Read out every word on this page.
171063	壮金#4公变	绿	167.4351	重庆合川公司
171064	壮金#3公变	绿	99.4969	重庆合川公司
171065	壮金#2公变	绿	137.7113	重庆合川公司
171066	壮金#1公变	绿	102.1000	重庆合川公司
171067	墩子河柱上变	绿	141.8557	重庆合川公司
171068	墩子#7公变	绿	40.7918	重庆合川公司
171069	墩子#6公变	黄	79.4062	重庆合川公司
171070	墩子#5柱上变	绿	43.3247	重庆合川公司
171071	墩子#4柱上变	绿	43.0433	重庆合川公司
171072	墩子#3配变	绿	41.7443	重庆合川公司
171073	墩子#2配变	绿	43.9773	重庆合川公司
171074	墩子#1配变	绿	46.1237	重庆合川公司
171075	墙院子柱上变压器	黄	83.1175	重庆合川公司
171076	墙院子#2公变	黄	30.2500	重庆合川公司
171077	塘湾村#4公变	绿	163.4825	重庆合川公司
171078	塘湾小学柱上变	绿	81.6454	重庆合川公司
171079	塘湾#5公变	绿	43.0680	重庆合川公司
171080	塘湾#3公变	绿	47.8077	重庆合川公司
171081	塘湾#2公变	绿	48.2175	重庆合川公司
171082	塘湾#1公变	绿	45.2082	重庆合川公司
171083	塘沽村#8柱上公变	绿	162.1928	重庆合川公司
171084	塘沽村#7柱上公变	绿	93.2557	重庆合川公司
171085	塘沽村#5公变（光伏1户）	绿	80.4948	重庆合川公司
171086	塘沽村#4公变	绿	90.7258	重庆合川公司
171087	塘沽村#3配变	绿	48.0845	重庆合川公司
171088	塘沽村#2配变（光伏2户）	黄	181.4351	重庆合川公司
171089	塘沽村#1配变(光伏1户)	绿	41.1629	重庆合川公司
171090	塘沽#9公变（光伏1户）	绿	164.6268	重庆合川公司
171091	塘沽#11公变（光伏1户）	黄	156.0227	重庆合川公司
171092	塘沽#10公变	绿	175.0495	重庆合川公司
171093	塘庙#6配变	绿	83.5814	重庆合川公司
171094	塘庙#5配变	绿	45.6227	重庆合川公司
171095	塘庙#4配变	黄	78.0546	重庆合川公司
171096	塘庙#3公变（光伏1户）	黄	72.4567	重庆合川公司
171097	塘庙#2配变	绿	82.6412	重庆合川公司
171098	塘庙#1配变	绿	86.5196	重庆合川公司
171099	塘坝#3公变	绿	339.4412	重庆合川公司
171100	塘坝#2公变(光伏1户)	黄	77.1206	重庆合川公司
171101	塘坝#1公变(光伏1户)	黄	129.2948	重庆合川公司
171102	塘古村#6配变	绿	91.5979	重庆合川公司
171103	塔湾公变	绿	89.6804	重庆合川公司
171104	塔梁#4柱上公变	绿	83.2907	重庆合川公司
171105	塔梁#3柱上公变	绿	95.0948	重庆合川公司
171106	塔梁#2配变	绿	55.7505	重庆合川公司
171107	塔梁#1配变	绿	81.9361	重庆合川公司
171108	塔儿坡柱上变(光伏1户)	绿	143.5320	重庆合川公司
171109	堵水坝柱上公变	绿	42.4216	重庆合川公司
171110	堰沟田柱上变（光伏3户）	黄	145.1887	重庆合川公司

---+---

YOUR GOAL: Take the data above and return it exactly.

RESPONSE TO THE EXERCISE:
Read out every word on this page.
171063	壮金#4公变	绿	167.4351	重庆合川公司
171064	壮金#3公变	绿	99.4969	重庆合川公司
171065	壮金#2公变	绿	137.7113	重庆合川公司
171066	壮金#1公变	绿	102.1000	重庆合川公司
171067	墩子河柱上变	绿	141.8557	重庆合川公司
171068	墩子#7公变	绿	40.7918	重庆合川公司
171069	墩子#6公变	黄	79.4062	重庆合川公司
171070	墩子#5柱上变	绿	43.3247	重庆合川公司
171071	墩子#4柱上变	绿	43.0433	重庆合川公司
171072	墩子#3配变	绿	41.7443	重庆合川公司
171073	墩子#2配变	绿	43.9773	重庆合川公司
171074	墩子#1配变	绿	46.1237	重庆合川公司
171075	墙院子柱上变压器	黄	83.1175	重庆合川公司
171076	墙院子#2公变	黄	30.2500	重庆合川公司
171077	塘湾村#4公变	绿	163.4825	重庆合川公司
171078	塘湾小学柱上变	绿	81.6454	重庆合川公司
171079	塘湾#5公变	绿	43.0680	重庆合川公司
171080	塘湾#3公变	绿	47.8077	重庆合川公司
171081	塘湾#2公变	绿	48.2175	重庆合川公司
171082	塘湾#1公变	绿	45.2082	重庆合川公司
171083	塘沽村#8柱上公变	绿	162.1928	重庆合川公司
171084	塘沽村#7柱上公变	绿	93.2557	重庆合川公司
171085	塘沽村#5公变（光伏1户）	绿	80.4948	重庆合川公司
171086	塘沽村#4公变	绿	90.7258	重庆合川公司
171087	塘沽村#3配变	绿	48.0845	重庆合川公司
171088	塘沽村#2配变（光伏2户）	黄	181.4351	重庆合川公司
171089	塘沽村#1配变(光伏1户)	绿	41.1629	重庆合川公司
171090	塘沽#9公变（光伏1户）	绿	164.6268	重庆合川公司
171091	塘沽#11公变（光伏1户）	黄	156.0227	重庆合川公司
171092	塘沽#10公变	绿	175.0495	重庆合川公司
171093	塘庙#6配变	绿	83.5814	重庆合川公司
171094	塘庙#5配变	绿	45.6227	重庆合川公司
171095	塘庙#4配变	黄	78.0546	重庆合川公司
171096	塘庙#3公变（光伏1户）	黄	72.4567	重庆合川公司
171097	塘庙#2配变	绿	82.6412	重庆合川公司
171098	塘庙#1配变	绿	86.5196	重庆合川公司
171099	塘坝#3公变	绿	339.4412	重庆合川公司
171100	塘坝#2公变(光伏1户)	黄	77.1206	重庆合川公司
171101	塘坝#1公变(光伏1户)	黄	129.2948	重庆合川公司
171102	塘古村#6配变	绿	91.5979	重庆合川公司
171103	塔湾公变	绿	89.6804	重庆合川公司
171104	塔梁#4柱上公变	绿	83.2907	重庆合川公司
171105	塔梁#3柱上公变	绿	95.0948	重庆合川公司
171106	塔梁#2配变	绿	55.7505	重庆合川公司
171107	塔梁#1配变	绿	81.9361	重庆合川公司
171108	塔儿坡柱上变(光伏1户)	绿	143.5320	重庆合川公司
171109	堵水坝柱上公变	绿	42.4216	重庆合川公司
171110	堰沟田柱上变（光伏3户）	黄	145.1887	重庆合川公司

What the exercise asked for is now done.